(Items from a figure collection)

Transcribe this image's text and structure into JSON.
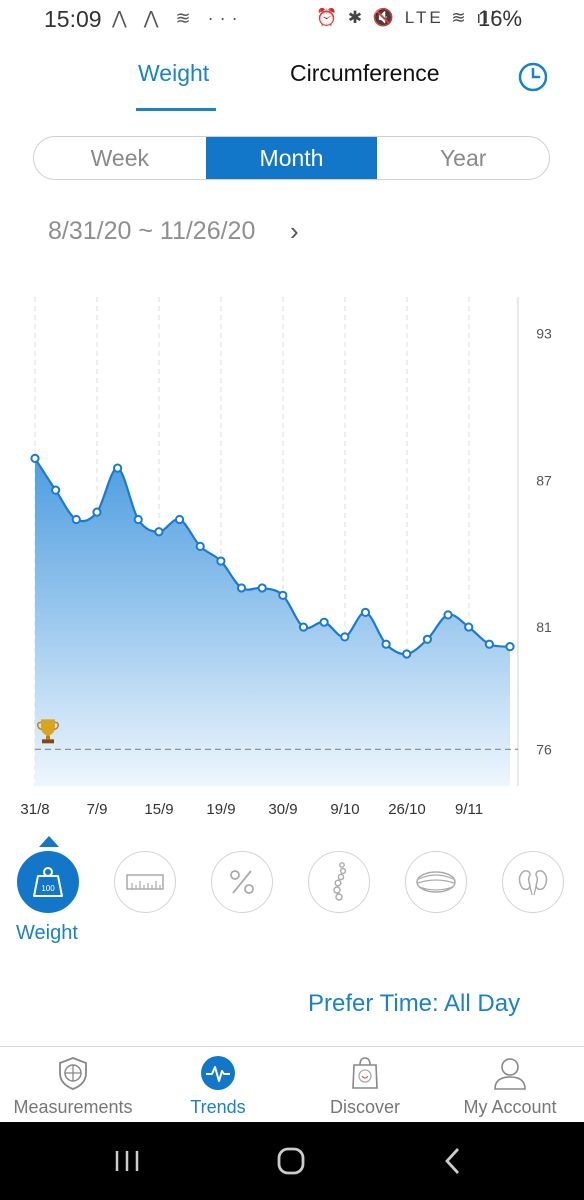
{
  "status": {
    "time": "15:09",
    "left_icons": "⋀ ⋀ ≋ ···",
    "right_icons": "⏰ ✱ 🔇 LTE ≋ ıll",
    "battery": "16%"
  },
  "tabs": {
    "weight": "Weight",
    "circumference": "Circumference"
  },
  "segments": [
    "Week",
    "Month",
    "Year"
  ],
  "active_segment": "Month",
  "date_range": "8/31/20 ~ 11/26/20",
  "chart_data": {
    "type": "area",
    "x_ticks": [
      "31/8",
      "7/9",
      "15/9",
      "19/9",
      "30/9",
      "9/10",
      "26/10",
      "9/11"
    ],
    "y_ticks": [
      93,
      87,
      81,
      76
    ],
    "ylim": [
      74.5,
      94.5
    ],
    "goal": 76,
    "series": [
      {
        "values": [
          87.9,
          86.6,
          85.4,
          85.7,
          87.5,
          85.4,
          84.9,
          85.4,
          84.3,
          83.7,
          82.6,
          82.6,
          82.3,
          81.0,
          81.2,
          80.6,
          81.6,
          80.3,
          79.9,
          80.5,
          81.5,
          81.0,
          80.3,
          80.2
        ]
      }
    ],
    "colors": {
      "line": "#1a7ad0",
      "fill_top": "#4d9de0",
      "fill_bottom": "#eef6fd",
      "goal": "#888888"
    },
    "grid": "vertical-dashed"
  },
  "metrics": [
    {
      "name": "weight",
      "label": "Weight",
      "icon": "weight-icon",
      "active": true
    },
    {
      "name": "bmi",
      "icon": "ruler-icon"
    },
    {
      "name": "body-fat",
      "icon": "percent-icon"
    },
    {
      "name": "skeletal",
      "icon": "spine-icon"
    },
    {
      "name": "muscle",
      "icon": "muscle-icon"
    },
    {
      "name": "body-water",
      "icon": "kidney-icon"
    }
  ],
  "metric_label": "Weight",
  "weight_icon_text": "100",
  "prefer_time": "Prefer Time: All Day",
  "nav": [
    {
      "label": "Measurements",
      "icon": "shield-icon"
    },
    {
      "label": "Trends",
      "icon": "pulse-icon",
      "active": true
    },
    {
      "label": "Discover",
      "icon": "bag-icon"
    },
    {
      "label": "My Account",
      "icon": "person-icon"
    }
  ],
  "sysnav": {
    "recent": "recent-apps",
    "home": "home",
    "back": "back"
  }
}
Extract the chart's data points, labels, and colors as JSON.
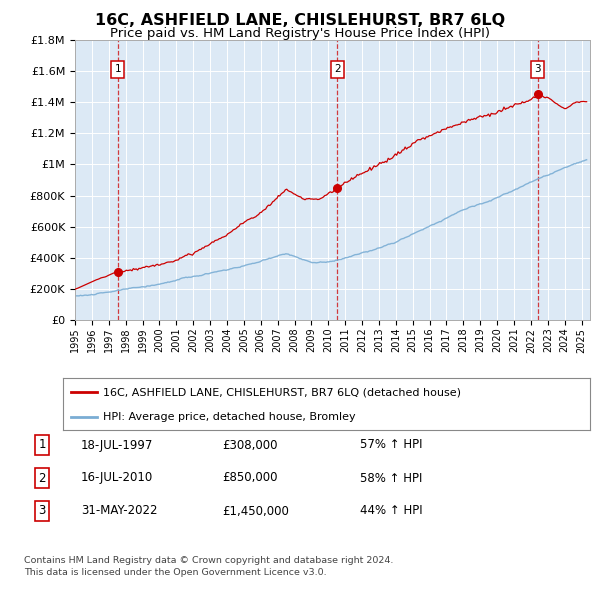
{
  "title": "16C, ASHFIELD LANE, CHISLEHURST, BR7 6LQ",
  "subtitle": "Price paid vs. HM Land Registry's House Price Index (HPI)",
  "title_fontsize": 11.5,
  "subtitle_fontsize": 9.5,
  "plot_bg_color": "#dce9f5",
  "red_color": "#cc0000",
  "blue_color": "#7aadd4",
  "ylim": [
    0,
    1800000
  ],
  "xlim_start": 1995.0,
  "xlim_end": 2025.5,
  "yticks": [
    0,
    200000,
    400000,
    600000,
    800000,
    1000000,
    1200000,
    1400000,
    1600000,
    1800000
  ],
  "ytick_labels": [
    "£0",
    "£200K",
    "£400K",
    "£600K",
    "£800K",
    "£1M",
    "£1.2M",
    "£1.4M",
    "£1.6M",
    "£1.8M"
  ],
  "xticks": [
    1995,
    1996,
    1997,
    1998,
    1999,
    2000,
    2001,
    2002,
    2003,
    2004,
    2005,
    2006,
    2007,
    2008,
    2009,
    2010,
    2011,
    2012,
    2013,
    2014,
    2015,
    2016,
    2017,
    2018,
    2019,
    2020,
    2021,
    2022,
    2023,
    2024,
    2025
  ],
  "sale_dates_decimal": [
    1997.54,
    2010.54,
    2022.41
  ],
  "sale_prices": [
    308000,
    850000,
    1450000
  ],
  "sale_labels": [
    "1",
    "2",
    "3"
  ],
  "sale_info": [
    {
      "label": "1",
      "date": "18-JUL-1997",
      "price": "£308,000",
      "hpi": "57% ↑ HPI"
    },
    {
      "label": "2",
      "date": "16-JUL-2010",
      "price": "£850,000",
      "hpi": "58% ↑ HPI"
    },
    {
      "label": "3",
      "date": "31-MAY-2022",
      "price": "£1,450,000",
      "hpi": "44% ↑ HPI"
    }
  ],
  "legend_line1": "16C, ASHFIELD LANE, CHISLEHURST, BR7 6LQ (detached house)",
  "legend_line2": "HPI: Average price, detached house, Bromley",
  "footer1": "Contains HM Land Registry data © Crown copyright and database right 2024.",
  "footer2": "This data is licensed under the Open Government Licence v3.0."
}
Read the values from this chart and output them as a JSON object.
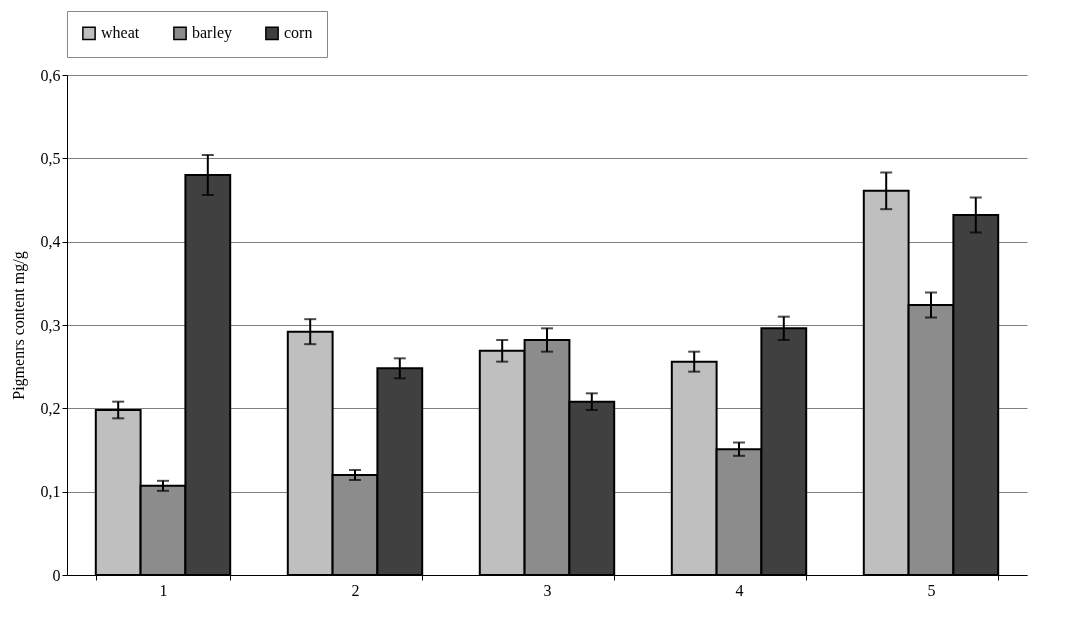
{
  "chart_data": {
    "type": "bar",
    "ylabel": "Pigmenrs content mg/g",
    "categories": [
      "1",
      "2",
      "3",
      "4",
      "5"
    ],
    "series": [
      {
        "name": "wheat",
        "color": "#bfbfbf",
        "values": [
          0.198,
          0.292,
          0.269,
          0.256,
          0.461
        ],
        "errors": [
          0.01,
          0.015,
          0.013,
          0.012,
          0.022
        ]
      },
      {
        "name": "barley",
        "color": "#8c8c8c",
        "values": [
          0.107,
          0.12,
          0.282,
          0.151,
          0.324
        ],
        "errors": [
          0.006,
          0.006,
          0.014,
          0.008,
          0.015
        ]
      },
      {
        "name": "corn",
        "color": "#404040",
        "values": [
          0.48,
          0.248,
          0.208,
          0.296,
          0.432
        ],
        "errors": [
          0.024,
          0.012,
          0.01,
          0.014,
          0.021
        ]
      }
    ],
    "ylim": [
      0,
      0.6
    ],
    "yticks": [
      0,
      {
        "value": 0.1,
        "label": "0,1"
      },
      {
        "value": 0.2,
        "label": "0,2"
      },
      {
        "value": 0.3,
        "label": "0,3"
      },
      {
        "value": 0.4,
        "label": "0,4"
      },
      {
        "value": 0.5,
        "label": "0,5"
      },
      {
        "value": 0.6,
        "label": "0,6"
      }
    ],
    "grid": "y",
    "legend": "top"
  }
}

Work required: Leave out the pictures and retype every line above exactly.

Correct output:
Transcribe this image's text and structure into JSON.
{
  "status": {
    "time": "15:09",
    "left_icons": "⋀ ⋀ ≋ ···",
    "right_icons": "⏰ ✱ 🔇 LTE ≋ ıll",
    "battery": "16%"
  },
  "tabs": {
    "weight": "Weight",
    "circumference": "Circumference"
  },
  "segments": [
    "Week",
    "Month",
    "Year"
  ],
  "active_segment": "Month",
  "date_range": "8/31/20 ~ 11/26/20",
  "chart_data": {
    "type": "area",
    "x_ticks": [
      "31/8",
      "7/9",
      "15/9",
      "19/9",
      "30/9",
      "9/10",
      "26/10",
      "9/11"
    ],
    "y_ticks": [
      93,
      87,
      81,
      76
    ],
    "ylim": [
      74.5,
      94.5
    ],
    "goal": 76,
    "series": [
      {
        "values": [
          87.9,
          86.6,
          85.4,
          85.7,
          87.5,
          85.4,
          84.9,
          85.4,
          84.3,
          83.7,
          82.6,
          82.6,
          82.3,
          81.0,
          81.2,
          80.6,
          81.6,
          80.3,
          79.9,
          80.5,
          81.5,
          81.0,
          80.3,
          80.2
        ]
      }
    ],
    "colors": {
      "line": "#1a7ad0",
      "fill_top": "#4d9de0",
      "fill_bottom": "#eef6fd",
      "goal": "#888888"
    },
    "grid": "vertical-dashed"
  },
  "metrics": [
    {
      "name": "weight",
      "label": "Weight",
      "icon": "weight-icon",
      "active": true
    },
    {
      "name": "bmi",
      "icon": "ruler-icon"
    },
    {
      "name": "body-fat",
      "icon": "percent-icon"
    },
    {
      "name": "skeletal",
      "icon": "spine-icon"
    },
    {
      "name": "muscle",
      "icon": "muscle-icon"
    },
    {
      "name": "body-water",
      "icon": "kidney-icon"
    }
  ],
  "metric_label": "Weight",
  "weight_icon_text": "100",
  "prefer_time": "Prefer Time: All Day",
  "nav": [
    {
      "label": "Measurements",
      "icon": "shield-icon"
    },
    {
      "label": "Trends",
      "icon": "pulse-icon",
      "active": true
    },
    {
      "label": "Discover",
      "icon": "bag-icon"
    },
    {
      "label": "My Account",
      "icon": "person-icon"
    }
  ],
  "sysnav": {
    "recent": "recent-apps",
    "home": "home",
    "back": "back"
  }
}
Extract the chart's data points, labels, and colors as JSON.
{
  "title": "16C, ASHFIELD LANE, CHISLEHURST, BR7 6LQ",
  "subtitle": "Price paid vs. HM Land Registry's House Price Index (HPI)",
  "title_fontsize": 11.5,
  "subtitle_fontsize": 9.5,
  "plot_bg_color": "#dce9f5",
  "red_color": "#cc0000",
  "blue_color": "#7aadd4",
  "ylim": [
    0,
    1800000
  ],
  "xlim_start": 1995.0,
  "xlim_end": 2025.5,
  "yticks": [
    0,
    200000,
    400000,
    600000,
    800000,
    1000000,
    1200000,
    1400000,
    1600000,
    1800000
  ],
  "ytick_labels": [
    "£0",
    "£200K",
    "£400K",
    "£600K",
    "£800K",
    "£1M",
    "£1.2M",
    "£1.4M",
    "£1.6M",
    "£1.8M"
  ],
  "xticks": [
    1995,
    1996,
    1997,
    1998,
    1999,
    2000,
    2001,
    2002,
    2003,
    2004,
    2005,
    2006,
    2007,
    2008,
    2009,
    2010,
    2011,
    2012,
    2013,
    2014,
    2015,
    2016,
    2017,
    2018,
    2019,
    2020,
    2021,
    2022,
    2023,
    2024,
    2025
  ],
  "sale_dates_decimal": [
    1997.54,
    2010.54,
    2022.41
  ],
  "sale_prices": [
    308000,
    850000,
    1450000
  ],
  "sale_labels": [
    "1",
    "2",
    "3"
  ],
  "sale_info": [
    {
      "label": "1",
      "date": "18-JUL-1997",
      "price": "£308,000",
      "hpi": "57% ↑ HPI"
    },
    {
      "label": "2",
      "date": "16-JUL-2010",
      "price": "£850,000",
      "hpi": "58% ↑ HPI"
    },
    {
      "label": "3",
      "date": "31-MAY-2022",
      "price": "£1,450,000",
      "hpi": "44% ↑ HPI"
    }
  ],
  "legend_line1": "16C, ASHFIELD LANE, CHISLEHURST, BR7 6LQ (detached house)",
  "legend_line2": "HPI: Average price, detached house, Bromley",
  "footer1": "Contains HM Land Registry data © Crown copyright and database right 2024.",
  "footer2": "This data is licensed under the Open Government Licence v3.0."
}
Read the values from this chart and output them as a JSON object.
{
  "chart_data": {
    "type": "bar",
    "ylabel": "Pigmenrs content mg/g",
    "categories": [
      "1",
      "2",
      "3",
      "4",
      "5"
    ],
    "series": [
      {
        "name": "wheat",
        "color": "#bfbfbf",
        "values": [
          0.198,
          0.292,
          0.269,
          0.256,
          0.461
        ],
        "errors": [
          0.01,
          0.015,
          0.013,
          0.012,
          0.022
        ]
      },
      {
        "name": "barley",
        "color": "#8c8c8c",
        "values": [
          0.107,
          0.12,
          0.282,
          0.151,
          0.324
        ],
        "errors": [
          0.006,
          0.006,
          0.014,
          0.008,
          0.015
        ]
      },
      {
        "name": "corn",
        "color": "#404040",
        "values": [
          0.48,
          0.248,
          0.208,
          0.296,
          0.432
        ],
        "errors": [
          0.024,
          0.012,
          0.01,
          0.014,
          0.021
        ]
      }
    ],
    "ylim": [
      0,
      0.6
    ],
    "yticks": [
      0,
      {
        "value": 0.1,
        "label": "0,1"
      },
      {
        "value": 0.2,
        "label": "0,2"
      },
      {
        "value": 0.3,
        "label": "0,3"
      },
      {
        "value": 0.4,
        "label": "0,4"
      },
      {
        "value": 0.5,
        "label": "0,5"
      },
      {
        "value": 0.6,
        "label": "0,6"
      }
    ],
    "grid": "y",
    "legend": "top"
  }
}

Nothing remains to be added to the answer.